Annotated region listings
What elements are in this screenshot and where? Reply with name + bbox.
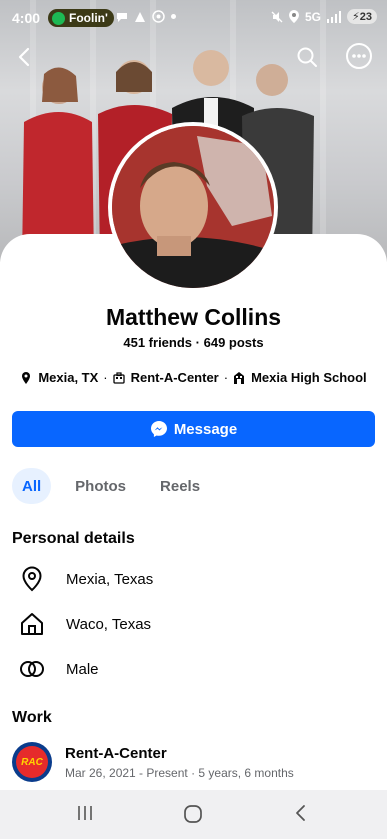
status-time: 4:00 bbox=[12, 10, 41, 26]
battery-level: ⚡23 bbox=[347, 9, 377, 24]
tab-photos[interactable]: Photos bbox=[65, 468, 136, 504]
personal-details-title: Personal details bbox=[12, 530, 135, 547]
detail-text: Mexia, Texas bbox=[66, 570, 154, 588]
message-button-label: Message bbox=[173, 420, 238, 438]
spotify-icon bbox=[52, 11, 65, 25]
chat-notification-icon bbox=[117, 12, 127, 22]
more-dots-icon bbox=[352, 54, 366, 58]
status-bar: 4:00 Foolin' 5G ⚡23 bbox=[0, 0, 387, 36]
home-button-icon[interactable] bbox=[183, 804, 203, 824]
system-navigation-bar bbox=[0, 790, 387, 839]
detail-text: Male bbox=[66, 660, 99, 678]
detail-hometown[interactable]: Waco, Texas bbox=[18, 609, 151, 639]
school-icon bbox=[234, 371, 245, 384]
system-back-icon[interactable] bbox=[293, 804, 309, 822]
signal-icon bbox=[327, 10, 342, 23]
now-playing-pill[interactable]: Foolin' bbox=[48, 9, 114, 27]
search-icon[interactable] bbox=[296, 46, 318, 68]
tab-reels[interactable]: Reels bbox=[150, 468, 210, 504]
message-button[interactable]: Message bbox=[12, 411, 375, 447]
profile-tabs: All Photos Reels bbox=[12, 468, 210, 504]
detail-gender[interactable]: Male bbox=[18, 654, 99, 684]
location-pin-icon bbox=[22, 371, 31, 384]
work-item[interactable]: RAC Rent-A-Center Mar 26, 2021 - Present… bbox=[12, 742, 294, 782]
home-icon bbox=[21, 613, 43, 635]
mute-icon bbox=[271, 11, 283, 22]
back-arrow-icon[interactable] bbox=[14, 46, 36, 68]
location-pin-icon bbox=[22, 566, 42, 592]
hotspot-icon bbox=[152, 10, 165, 23]
briefcase-icon bbox=[112, 371, 125, 384]
posts-count[interactable]: 649 posts bbox=[204, 335, 264, 350]
alert-icon bbox=[135, 11, 145, 22]
dot-icon bbox=[171, 14, 176, 19]
messenger-icon bbox=[150, 421, 167, 437]
now-playing-label: Foolin' bbox=[69, 11, 108, 25]
profile-name: Matthew Collins bbox=[105, 304, 282, 330]
employer-logo-text: RAC bbox=[21, 756, 43, 768]
intro-work: Rent-A-Center bbox=[130, 370, 219, 385]
location-icon bbox=[289, 10, 299, 23]
intro-school: Mexia High School bbox=[251, 370, 367, 385]
cover-person bbox=[22, 67, 94, 262]
profile-stats: 451 friends · 649 posts bbox=[0, 335, 387, 350]
detail-current-city[interactable]: Mexia, Texas bbox=[18, 564, 153, 594]
network-type: 5G bbox=[305, 9, 322, 24]
recent-apps-icon[interactable] bbox=[76, 804, 94, 822]
stats-separator: · bbox=[195, 335, 200, 350]
profile-avatar[interactable] bbox=[108, 122, 278, 292]
gender-icon bbox=[20, 661, 44, 677]
employer-name: Rent-A-Center bbox=[65, 745, 167, 762]
employer-logo: RAC bbox=[12, 742, 52, 782]
friends-count[interactable]: 451 friends bbox=[123, 335, 192, 350]
intro-separator: · bbox=[223, 370, 229, 385]
work-section-title: Work bbox=[12, 709, 52, 726]
employment-dates: Mar 26, 2021 - Present · 5 years, 6 mont… bbox=[65, 766, 294, 780]
intro-separator: · bbox=[103, 370, 108, 385]
intro-location: Mexia, TX bbox=[38, 370, 99, 385]
profile-photo bbox=[112, 126, 274, 288]
more-options-button[interactable] bbox=[346, 43, 372, 69]
intro-summary: Mexia, TX · Rent-A-Center · Mexia High S… bbox=[0, 370, 387, 385]
detail-text: Waco, Texas bbox=[66, 615, 152, 633]
tab-all[interactable]: All bbox=[12, 468, 52, 504]
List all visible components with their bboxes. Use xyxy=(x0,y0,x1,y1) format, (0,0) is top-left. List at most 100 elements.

* **Exercise**
Render each line of the entries above as one item in a numbered list, leaving out blank lines and the pictures.

* **Response**
1. What elements are in this screenshot and where? Reply with name + bbox.
2. status-time: 4:00 bbox=[12, 10, 41, 26]
3. battery-level: ⚡23 bbox=[347, 9, 377, 24]
4. tab-photos[interactable]: Photos bbox=[65, 468, 136, 504]
5. personal-details-title: Personal details bbox=[12, 530, 135, 547]
6. detail-text: Mexia, Texas bbox=[66, 570, 154, 588]
7. message-button-label: Message bbox=[173, 420, 238, 438]
8. spotify-icon bbox=[52, 11, 65, 25]
9. chat-notification-icon bbox=[117, 12, 127, 22]
10. more-dots-icon bbox=[352, 54, 366, 58]
11. status-bar: 4:00 Foolin' 5G ⚡23 bbox=[0, 0, 387, 36]
12. home-button-icon[interactable] bbox=[183, 804, 203, 824]
13. system-navigation-bar bbox=[0, 790, 387, 839]
14. detail-text: Male bbox=[66, 660, 99, 678]
15. detail-hometown[interactable]: Waco, Texas bbox=[18, 609, 151, 639]
16. school-icon bbox=[234, 371, 245, 384]
17. system-back-icon[interactable] bbox=[293, 804, 309, 822]
18. signal-icon bbox=[327, 10, 342, 23]
19. now-playing-pill[interactable]: Foolin' bbox=[48, 9, 114, 27]
20. search-icon[interactable] bbox=[296, 46, 318, 68]
21. tab-reels[interactable]: Reels bbox=[150, 468, 210, 504]
22. message-button[interactable]: Message bbox=[12, 411, 375, 447]
23. profile-tabs: All Photos Reels bbox=[12, 468, 210, 504]
24. detail-gender[interactable]: Male bbox=[18, 654, 99, 684]
25. location-pin-icon bbox=[22, 371, 31, 384]
26. work-item[interactable]: RAC Rent-A-Center Mar 26, 2021 - Present… bbox=[12, 742, 294, 782]
27. home-icon bbox=[21, 613, 43, 635]
28. mute-icon bbox=[271, 11, 283, 22]
29. back-arrow-icon[interactable] bbox=[14, 46, 36, 68]
30. location-pin-icon bbox=[22, 566, 42, 592]
31. hotspot-icon bbox=[152, 10, 165, 23]
32. briefcase-icon bbox=[112, 371, 125, 384]
33. posts-count[interactable]: 649 posts bbox=[204, 335, 264, 350]
34. alert-icon bbox=[135, 11, 145, 22]
35. dot-icon bbox=[171, 14, 176, 19]
36. messenger-icon bbox=[150, 421, 167, 437]
37. now-playing-label: Foolin' bbox=[69, 11, 108, 25]
38. profile-name: Matthew Collins bbox=[105, 304, 282, 330]
39. employer-logo-text: RAC bbox=[21, 756, 43, 768]
40. intro-work: Rent-A-Center bbox=[130, 370, 219, 385]
41. location-icon bbox=[289, 10, 299, 23]
42. intro-school: Mexia High School bbox=[251, 370, 367, 385]
43. cover-person bbox=[22, 67, 94, 262]
44. profile-stats: 451 friends · 649 posts bbox=[0, 335, 387, 350]
45. detail-current-city[interactable]: Mexia, Texas bbox=[18, 564, 153, 594]
46. network-type: 5G bbox=[305, 9, 322, 24]
47. recent-apps-icon[interactable] bbox=[76, 804, 94, 822]
48. stats-separator: · bbox=[195, 335, 200, 350]
49. profile-avatar[interactable] bbox=[108, 122, 278, 292]
50. gender-icon bbox=[20, 661, 44, 677]
51. employer-name: Rent-A-Center bbox=[65, 745, 167, 762]
52. employer-logo: RAC bbox=[12, 742, 52, 782]
53. friends-count[interactable]: 451 friends bbox=[123, 335, 192, 350]
54. intro-separator: · bbox=[223, 370, 229, 385]
55. work-section-title: Work bbox=[12, 709, 52, 726]
56. employment-dates: Mar 26, 2021 - Present · 5 years, 6 mont… bbox=[65, 766, 294, 780]
57. intro-separator: · bbox=[103, 370, 108, 385]
58. intro-location: Mexia, TX bbox=[38, 370, 99, 385]
59. profile-photo bbox=[112, 126, 274, 288]
60. more-options-button[interactable] bbox=[346, 43, 372, 69]
61. intro-summary: Mexia, TX · Rent-A-Center · Mexia High S… bbox=[0, 370, 387, 385]
62. detail-text: Waco, Texas bbox=[66, 615, 152, 633]
63. tab-all[interactable]: All bbox=[12, 468, 52, 504]
64. List all visible components with their bboxes. Use xyxy=(x0,y0,x1,y1) format, (0,0) is top-left. List at most 100 elements.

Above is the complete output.